Where does the string "kapaland" appear? Copy every line of the entries below that holds it.

----

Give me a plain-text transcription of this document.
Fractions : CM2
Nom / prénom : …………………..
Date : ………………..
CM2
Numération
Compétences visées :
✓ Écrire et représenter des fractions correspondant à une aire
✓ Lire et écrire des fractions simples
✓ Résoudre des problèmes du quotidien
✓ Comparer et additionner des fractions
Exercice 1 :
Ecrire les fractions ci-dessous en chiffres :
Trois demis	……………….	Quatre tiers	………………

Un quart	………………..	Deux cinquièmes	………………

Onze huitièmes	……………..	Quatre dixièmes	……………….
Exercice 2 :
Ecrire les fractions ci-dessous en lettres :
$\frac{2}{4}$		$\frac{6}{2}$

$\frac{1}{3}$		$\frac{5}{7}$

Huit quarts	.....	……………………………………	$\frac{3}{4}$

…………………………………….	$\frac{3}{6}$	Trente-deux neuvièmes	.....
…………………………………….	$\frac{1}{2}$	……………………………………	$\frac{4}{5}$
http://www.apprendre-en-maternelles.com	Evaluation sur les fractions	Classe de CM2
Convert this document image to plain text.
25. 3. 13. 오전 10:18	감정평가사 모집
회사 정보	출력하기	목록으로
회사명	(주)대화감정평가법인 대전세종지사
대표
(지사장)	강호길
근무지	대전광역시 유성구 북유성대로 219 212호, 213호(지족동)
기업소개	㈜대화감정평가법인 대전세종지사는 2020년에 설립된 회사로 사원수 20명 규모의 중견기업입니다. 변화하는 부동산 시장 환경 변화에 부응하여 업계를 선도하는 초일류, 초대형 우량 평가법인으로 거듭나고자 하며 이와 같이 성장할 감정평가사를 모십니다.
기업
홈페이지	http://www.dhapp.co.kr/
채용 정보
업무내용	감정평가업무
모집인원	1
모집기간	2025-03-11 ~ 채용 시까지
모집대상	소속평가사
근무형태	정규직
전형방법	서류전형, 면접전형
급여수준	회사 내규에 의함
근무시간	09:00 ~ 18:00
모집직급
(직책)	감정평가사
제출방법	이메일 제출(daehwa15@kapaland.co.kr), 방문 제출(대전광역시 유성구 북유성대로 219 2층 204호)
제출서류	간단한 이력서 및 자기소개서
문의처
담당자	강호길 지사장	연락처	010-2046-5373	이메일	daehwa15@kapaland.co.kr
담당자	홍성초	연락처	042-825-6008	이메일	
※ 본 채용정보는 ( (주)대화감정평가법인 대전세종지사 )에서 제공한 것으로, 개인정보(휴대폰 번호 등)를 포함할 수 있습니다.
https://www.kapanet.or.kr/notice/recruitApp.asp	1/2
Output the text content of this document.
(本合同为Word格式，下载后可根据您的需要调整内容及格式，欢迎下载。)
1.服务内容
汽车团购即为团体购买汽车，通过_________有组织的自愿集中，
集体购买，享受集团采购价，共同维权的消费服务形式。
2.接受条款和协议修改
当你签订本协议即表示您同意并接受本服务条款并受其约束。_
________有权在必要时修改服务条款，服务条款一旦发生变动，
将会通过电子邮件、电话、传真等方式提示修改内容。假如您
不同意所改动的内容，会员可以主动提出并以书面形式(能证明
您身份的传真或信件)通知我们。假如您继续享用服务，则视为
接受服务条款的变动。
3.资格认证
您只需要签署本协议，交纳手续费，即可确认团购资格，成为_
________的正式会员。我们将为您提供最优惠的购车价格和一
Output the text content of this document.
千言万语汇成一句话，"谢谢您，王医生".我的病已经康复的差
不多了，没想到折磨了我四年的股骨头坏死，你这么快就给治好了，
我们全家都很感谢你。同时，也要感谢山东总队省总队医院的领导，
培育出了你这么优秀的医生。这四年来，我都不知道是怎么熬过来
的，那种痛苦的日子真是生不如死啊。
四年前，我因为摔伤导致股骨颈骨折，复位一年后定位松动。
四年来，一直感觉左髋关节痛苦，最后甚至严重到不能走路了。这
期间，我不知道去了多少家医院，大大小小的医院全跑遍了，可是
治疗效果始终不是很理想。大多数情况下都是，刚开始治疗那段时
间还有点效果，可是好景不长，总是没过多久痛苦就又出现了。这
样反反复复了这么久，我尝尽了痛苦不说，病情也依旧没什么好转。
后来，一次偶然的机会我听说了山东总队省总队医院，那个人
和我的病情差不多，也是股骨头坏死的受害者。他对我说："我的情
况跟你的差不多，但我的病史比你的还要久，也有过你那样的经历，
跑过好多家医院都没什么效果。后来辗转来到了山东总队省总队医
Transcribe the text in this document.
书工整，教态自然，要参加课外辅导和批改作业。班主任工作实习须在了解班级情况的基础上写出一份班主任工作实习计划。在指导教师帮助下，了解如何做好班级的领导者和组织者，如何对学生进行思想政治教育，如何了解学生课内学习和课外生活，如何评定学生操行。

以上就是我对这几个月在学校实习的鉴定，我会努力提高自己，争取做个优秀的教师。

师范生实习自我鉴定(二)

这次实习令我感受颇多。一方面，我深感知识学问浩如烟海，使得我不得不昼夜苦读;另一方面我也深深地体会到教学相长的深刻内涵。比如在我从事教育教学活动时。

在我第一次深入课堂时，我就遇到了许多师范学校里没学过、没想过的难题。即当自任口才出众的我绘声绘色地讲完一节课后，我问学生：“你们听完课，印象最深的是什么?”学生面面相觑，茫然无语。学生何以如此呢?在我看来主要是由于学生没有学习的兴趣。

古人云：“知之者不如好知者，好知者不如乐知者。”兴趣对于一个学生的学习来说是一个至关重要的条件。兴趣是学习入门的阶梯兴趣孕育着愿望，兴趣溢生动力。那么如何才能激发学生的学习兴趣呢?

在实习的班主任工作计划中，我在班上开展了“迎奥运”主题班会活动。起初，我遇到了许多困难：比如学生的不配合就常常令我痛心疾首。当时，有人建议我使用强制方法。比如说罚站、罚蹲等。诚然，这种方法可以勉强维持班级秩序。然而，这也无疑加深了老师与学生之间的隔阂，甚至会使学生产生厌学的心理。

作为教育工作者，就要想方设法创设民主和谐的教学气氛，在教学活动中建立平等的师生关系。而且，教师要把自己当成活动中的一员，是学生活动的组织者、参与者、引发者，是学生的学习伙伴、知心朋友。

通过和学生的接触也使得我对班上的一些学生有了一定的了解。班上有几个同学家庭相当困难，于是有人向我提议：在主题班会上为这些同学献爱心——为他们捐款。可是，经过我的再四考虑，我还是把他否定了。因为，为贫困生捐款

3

----

[SOLUTION]
제출방법	이메일 제출(daehwa15@kapaland.co.kr), 방문 제출(대전광역시 유성구 북유성대로 219 2층 204호)
담당자	강호길 지사장	연락처	010-2046-5373	이메일	daehwa15@kapaland.co.kr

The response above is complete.